In the records below, swap each "surface-water-point" for "surface-sample-point" and write out all the records again with nothing else changed.

··· MATERIALS PROVIDED

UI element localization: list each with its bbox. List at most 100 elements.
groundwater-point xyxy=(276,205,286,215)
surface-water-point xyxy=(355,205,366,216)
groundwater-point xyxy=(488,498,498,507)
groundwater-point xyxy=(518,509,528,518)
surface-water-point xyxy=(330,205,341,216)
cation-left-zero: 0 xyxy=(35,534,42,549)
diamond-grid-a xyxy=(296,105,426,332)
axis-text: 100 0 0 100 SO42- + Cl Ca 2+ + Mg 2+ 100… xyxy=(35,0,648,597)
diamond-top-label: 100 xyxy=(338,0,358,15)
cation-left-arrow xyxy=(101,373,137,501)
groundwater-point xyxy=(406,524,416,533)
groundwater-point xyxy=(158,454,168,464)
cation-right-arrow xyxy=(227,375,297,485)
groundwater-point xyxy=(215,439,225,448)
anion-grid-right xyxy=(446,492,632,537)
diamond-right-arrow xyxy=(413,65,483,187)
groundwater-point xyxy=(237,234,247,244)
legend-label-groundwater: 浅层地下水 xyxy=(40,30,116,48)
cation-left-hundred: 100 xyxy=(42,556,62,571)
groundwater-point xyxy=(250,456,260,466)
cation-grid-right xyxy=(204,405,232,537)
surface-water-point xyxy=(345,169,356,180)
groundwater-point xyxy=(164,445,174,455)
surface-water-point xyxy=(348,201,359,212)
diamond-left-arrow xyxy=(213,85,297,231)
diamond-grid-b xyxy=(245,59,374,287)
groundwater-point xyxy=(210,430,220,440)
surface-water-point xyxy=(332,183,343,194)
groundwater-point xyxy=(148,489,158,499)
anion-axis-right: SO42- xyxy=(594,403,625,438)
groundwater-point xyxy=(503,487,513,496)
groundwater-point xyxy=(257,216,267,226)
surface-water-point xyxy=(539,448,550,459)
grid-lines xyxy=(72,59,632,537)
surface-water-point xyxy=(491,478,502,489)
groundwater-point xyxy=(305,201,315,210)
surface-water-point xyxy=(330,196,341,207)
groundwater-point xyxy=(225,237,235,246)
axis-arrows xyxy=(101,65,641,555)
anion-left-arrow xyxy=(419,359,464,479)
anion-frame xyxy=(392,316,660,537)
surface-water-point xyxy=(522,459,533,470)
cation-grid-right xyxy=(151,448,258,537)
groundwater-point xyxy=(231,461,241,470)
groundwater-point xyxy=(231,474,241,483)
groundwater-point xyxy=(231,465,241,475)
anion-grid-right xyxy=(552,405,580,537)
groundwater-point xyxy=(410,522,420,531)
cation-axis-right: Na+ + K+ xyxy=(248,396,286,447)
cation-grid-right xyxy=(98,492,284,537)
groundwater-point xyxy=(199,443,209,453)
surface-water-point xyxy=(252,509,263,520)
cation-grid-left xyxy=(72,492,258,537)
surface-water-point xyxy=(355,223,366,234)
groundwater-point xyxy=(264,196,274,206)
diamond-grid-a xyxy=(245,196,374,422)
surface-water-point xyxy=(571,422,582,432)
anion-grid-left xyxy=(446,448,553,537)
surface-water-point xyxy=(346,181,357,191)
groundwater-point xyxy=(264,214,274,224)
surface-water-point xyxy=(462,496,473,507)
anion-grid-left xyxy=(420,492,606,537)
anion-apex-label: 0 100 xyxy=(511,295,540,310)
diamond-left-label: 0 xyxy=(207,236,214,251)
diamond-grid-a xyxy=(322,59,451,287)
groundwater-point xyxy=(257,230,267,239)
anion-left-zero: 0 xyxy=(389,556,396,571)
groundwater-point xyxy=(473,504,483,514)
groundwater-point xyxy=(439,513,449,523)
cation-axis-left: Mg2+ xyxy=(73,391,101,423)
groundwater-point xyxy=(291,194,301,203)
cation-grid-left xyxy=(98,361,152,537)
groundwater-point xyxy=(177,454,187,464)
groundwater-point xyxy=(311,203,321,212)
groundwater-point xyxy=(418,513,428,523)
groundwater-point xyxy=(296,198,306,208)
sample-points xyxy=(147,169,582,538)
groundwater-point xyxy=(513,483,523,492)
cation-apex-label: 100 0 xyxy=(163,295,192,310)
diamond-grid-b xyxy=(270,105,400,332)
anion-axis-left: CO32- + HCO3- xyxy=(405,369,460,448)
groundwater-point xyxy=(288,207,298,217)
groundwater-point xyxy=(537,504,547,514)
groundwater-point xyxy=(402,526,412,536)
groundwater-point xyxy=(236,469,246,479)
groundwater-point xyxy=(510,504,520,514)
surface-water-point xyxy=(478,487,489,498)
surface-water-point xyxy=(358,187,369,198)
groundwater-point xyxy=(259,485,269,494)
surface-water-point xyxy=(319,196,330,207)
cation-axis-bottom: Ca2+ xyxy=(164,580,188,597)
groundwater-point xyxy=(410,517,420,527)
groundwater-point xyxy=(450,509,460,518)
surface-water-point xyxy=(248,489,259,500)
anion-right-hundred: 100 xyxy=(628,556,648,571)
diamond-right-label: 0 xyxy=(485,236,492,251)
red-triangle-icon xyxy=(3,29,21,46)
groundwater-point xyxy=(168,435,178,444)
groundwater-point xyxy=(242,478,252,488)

······

## WRITTEN SOLUTION
UI element localization: list each with its bbox. List at most 100 elements.
groundwater-point xyxy=(276,205,286,215)
surface-sample-point xyxy=(355,205,366,216)
groundwater-point xyxy=(488,498,498,507)
groundwater-point xyxy=(518,509,528,518)
surface-sample-point xyxy=(330,205,341,216)
cation-left-zero: 0 xyxy=(35,534,42,549)
diamond-grid-a xyxy=(296,105,426,332)
axis-text: 100 0 0 100 SO42- + Cl Ca 2+ + Mg 2+ 100… xyxy=(35,0,648,597)
diamond-top-label: 100 xyxy=(338,0,358,15)
cation-left-arrow xyxy=(101,373,137,501)
groundwater-point xyxy=(406,524,416,533)
groundwater-point xyxy=(158,454,168,464)
cation-right-arrow xyxy=(227,375,297,485)
groundwater-point xyxy=(215,439,225,448)
anion-grid-right xyxy=(446,492,632,537)
diamond-right-arrow xyxy=(413,65,483,187)
groundwater-point xyxy=(237,234,247,244)
legend-label-groundwater: 浅层地下水 xyxy=(40,30,116,48)
cation-left-hundred: 100 xyxy=(42,556,62,571)
groundwater-point xyxy=(250,456,260,466)
cation-grid-right xyxy=(204,405,232,537)
surface-sample-point xyxy=(345,169,356,180)
groundwater-point xyxy=(164,445,174,455)
surface-sample-point xyxy=(348,201,359,212)
diamond-left-arrow xyxy=(213,85,297,231)
diamond-grid-b xyxy=(245,59,374,287)
groundwater-point xyxy=(210,430,220,440)
surface-sample-point xyxy=(332,183,343,194)
groundwater-point xyxy=(148,489,158,499)
anion-axis-right: SO42- xyxy=(594,403,625,438)
groundwater-point xyxy=(503,487,513,496)
groundwater-point xyxy=(257,216,267,226)
surface-sample-point xyxy=(539,448,550,459)
grid-lines xyxy=(72,59,632,537)
surface-sample-point xyxy=(491,478,502,489)
groundwater-point xyxy=(305,201,315,210)
surface-sample-point xyxy=(330,196,341,207)
groundwater-point xyxy=(225,237,235,246)
axis-arrows xyxy=(101,65,641,555)
anion-left-arrow xyxy=(419,359,464,479)
anion-frame xyxy=(392,316,660,537)
surface-sample-point xyxy=(522,459,533,470)
cation-grid-right xyxy=(151,448,258,537)
groundwater-point xyxy=(231,461,241,470)
groundwater-point xyxy=(231,474,241,483)
groundwater-point xyxy=(231,465,241,475)
anion-grid-right xyxy=(552,405,580,537)
groundwater-point xyxy=(410,522,420,531)
cation-axis-right: Na+ + K+ xyxy=(248,396,286,447)
cation-grid-right xyxy=(98,492,284,537)
groundwater-point xyxy=(199,443,209,453)
surface-sample-point xyxy=(252,509,263,520)
cation-grid-left xyxy=(72,492,258,537)
surface-sample-point xyxy=(355,223,366,234)
groundwater-point xyxy=(264,196,274,206)
diamond-grid-a xyxy=(245,196,374,422)
surface-sample-point xyxy=(571,422,582,432)
anion-grid-left xyxy=(446,448,553,537)
surface-sample-point xyxy=(346,181,357,191)
groundwater-point xyxy=(264,214,274,224)
surface-sample-point xyxy=(462,496,473,507)
anion-grid-left xyxy=(420,492,606,537)
anion-apex-label: 0 100 xyxy=(511,295,540,310)
diamond-left-label: 0 xyxy=(207,236,214,251)
diamond-grid-a xyxy=(322,59,451,287)
groundwater-point xyxy=(257,230,267,239)
anion-left-zero: 0 xyxy=(389,556,396,571)
groundwater-point xyxy=(473,504,483,514)
groundwater-point xyxy=(439,513,449,523)
cation-axis-left: Mg2+ xyxy=(73,391,101,423)
groundwater-point xyxy=(291,194,301,203)
cation-grid-left xyxy=(98,361,152,537)
groundwater-point xyxy=(177,454,187,464)
groundwater-point xyxy=(311,203,321,212)
groundwater-point xyxy=(418,513,428,523)
groundwater-point xyxy=(296,198,306,208)
sample-points xyxy=(147,169,582,538)
groundwater-point xyxy=(513,483,523,492)
cation-apex-label: 100 0 xyxy=(163,295,192,310)
diamond-grid-b xyxy=(270,105,400,332)
anion-axis-left: CO32- + HCO3- xyxy=(405,369,460,448)
groundwater-point xyxy=(288,207,298,217)
groundwater-point xyxy=(537,504,547,514)
groundwater-point xyxy=(402,526,412,536)
groundwater-point xyxy=(236,469,246,479)
groundwater-point xyxy=(510,504,520,514)
surface-sample-point xyxy=(478,487,489,498)
surface-sample-point xyxy=(358,187,369,198)
groundwater-point xyxy=(259,485,269,494)
surface-sample-point xyxy=(319,196,330,207)
cation-axis-bottom: Ca2+ xyxy=(164,580,188,597)
groundwater-point xyxy=(410,517,420,527)
groundwater-point xyxy=(450,509,460,518)
surface-sample-point xyxy=(248,489,259,500)
anion-right-hundred: 100 xyxy=(628,556,648,571)
diamond-right-label: 0 xyxy=(485,236,492,251)
red-triangle-icon xyxy=(3,29,21,46)
groundwater-point xyxy=(168,435,178,444)
groundwater-point xyxy=(242,478,252,488)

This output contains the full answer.